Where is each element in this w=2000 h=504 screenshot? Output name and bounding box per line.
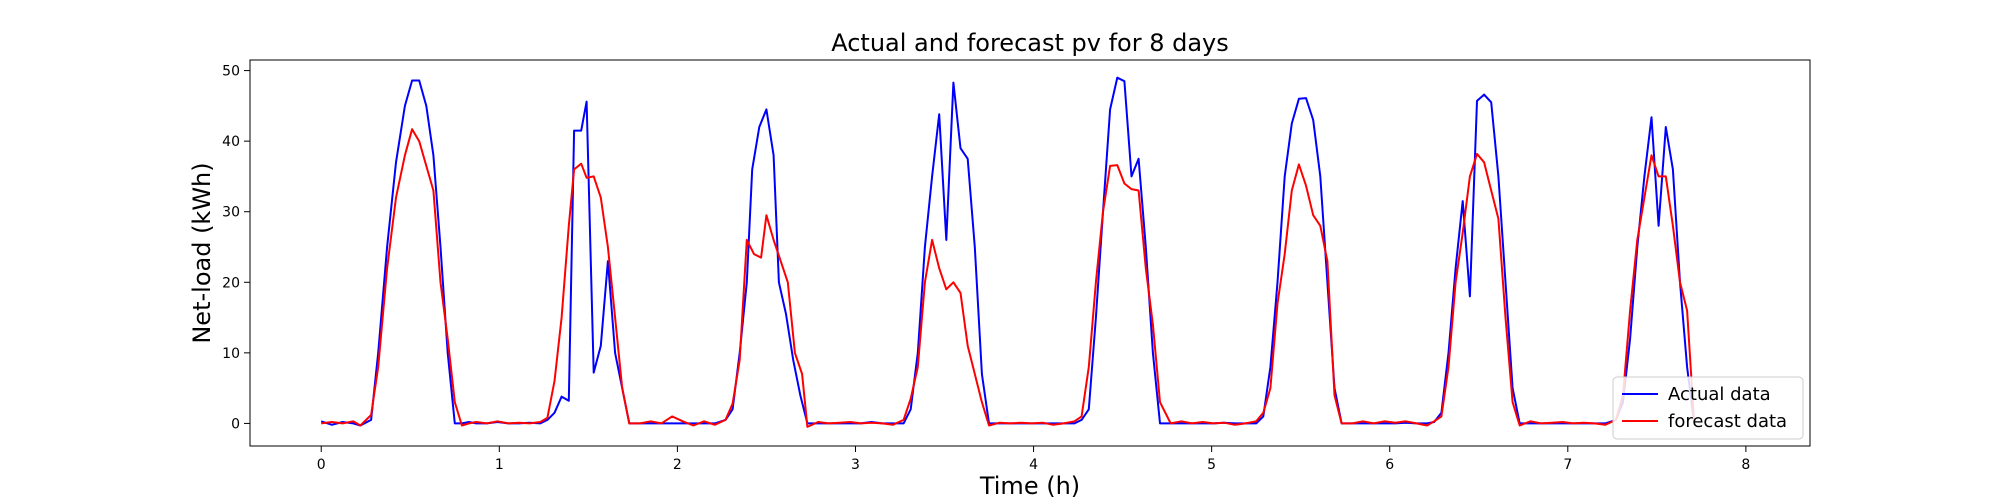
legend-label-forecast: forecast data (1668, 411, 1787, 432)
chart-title: Actual and forecast pv for 8 days (831, 29, 1229, 57)
y-tick-label: 20 (222, 275, 240, 291)
x-tick-label: 1 (495, 457, 504, 473)
x-tick-label: 7 (1563, 457, 1572, 473)
plot-area (249, 59, 1811, 447)
legend-label-actual: Actual data (1668, 384, 1771, 405)
y-tick-label: 50 (222, 64, 240, 80)
y-tick-label: 10 (222, 346, 240, 362)
forecast-data-line (321, 128, 1696, 428)
legend-box (1612, 376, 1804, 440)
y-tick-label: 30 (222, 205, 240, 221)
x-axis: 0 1 2 3 4 5 6 7 8 (317, 446, 1750, 473)
x-tick-label: 2 (673, 457, 682, 473)
x-tick-label: 3 (851, 457, 860, 473)
y-tick-label: 40 (222, 134, 240, 150)
x-axis-label: Time (h) (979, 472, 1080, 500)
y-axis: 0 10 20 30 40 50 (222, 64, 250, 432)
y-tick-label: 0 (231, 416, 240, 432)
x-tick-label: 0 (317, 457, 326, 473)
y-axis-label: Net-load (kWh) (188, 162, 216, 343)
x-tick-label: 5 (1207, 457, 1216, 473)
legend: Actual data forecast data (1612, 376, 1804, 440)
x-tick-label: 8 (1741, 457, 1750, 473)
x-tick-label: 4 (1029, 457, 1038, 473)
x-tick-label: 6 (1385, 457, 1394, 473)
actual-data-line (320, 76, 1696, 427)
series-layer (320, 76, 1696, 428)
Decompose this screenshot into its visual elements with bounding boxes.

PROBLEM TO SOLVE: Reproduce all of the entries above line for line and word for word, leaving out the pictures.

EXERCISE SOLUTION:
Where is each element in this w=2000 h=504 screenshot? Output name and bounding box per line.
legend-label-forecast: forecast data (1668, 411, 1787, 432)
chart-title: Actual and forecast pv for 8 days (831, 29, 1229, 57)
y-tick-label: 20 (222, 275, 240, 291)
x-tick-label: 1 (495, 457, 504, 473)
x-tick-label: 7 (1563, 457, 1572, 473)
plot-area (249, 59, 1811, 447)
legend-label-actual: Actual data (1668, 384, 1771, 405)
y-tick-label: 50 (222, 64, 240, 80)
y-tick-label: 10 (222, 346, 240, 362)
forecast-data-line (321, 128, 1696, 428)
legend-box (1612, 376, 1804, 440)
y-tick-label: 30 (222, 205, 240, 221)
x-axis: 0 1 2 3 4 5 6 7 8 (317, 446, 1750, 473)
x-tick-label: 2 (673, 457, 682, 473)
x-tick-label: 3 (851, 457, 860, 473)
y-tick-label: 40 (222, 134, 240, 150)
x-axis-label: Time (h) (979, 472, 1080, 500)
y-axis: 0 10 20 30 40 50 (222, 64, 250, 432)
y-tick-label: 0 (231, 416, 240, 432)
x-tick-label: 0 (317, 457, 326, 473)
y-axis-label: Net-load (kWh) (188, 162, 216, 343)
x-tick-label: 5 (1207, 457, 1216, 473)
legend: Actual data forecast data (1612, 376, 1804, 440)
x-tick-label: 8 (1741, 457, 1750, 473)
x-tick-label: 4 (1029, 457, 1038, 473)
x-tick-label: 6 (1385, 457, 1394, 473)
actual-data-line (320, 76, 1696, 427)
series-layer (320, 76, 1696, 428)
Decompose this screenshot into its visual elements with bounding boxes.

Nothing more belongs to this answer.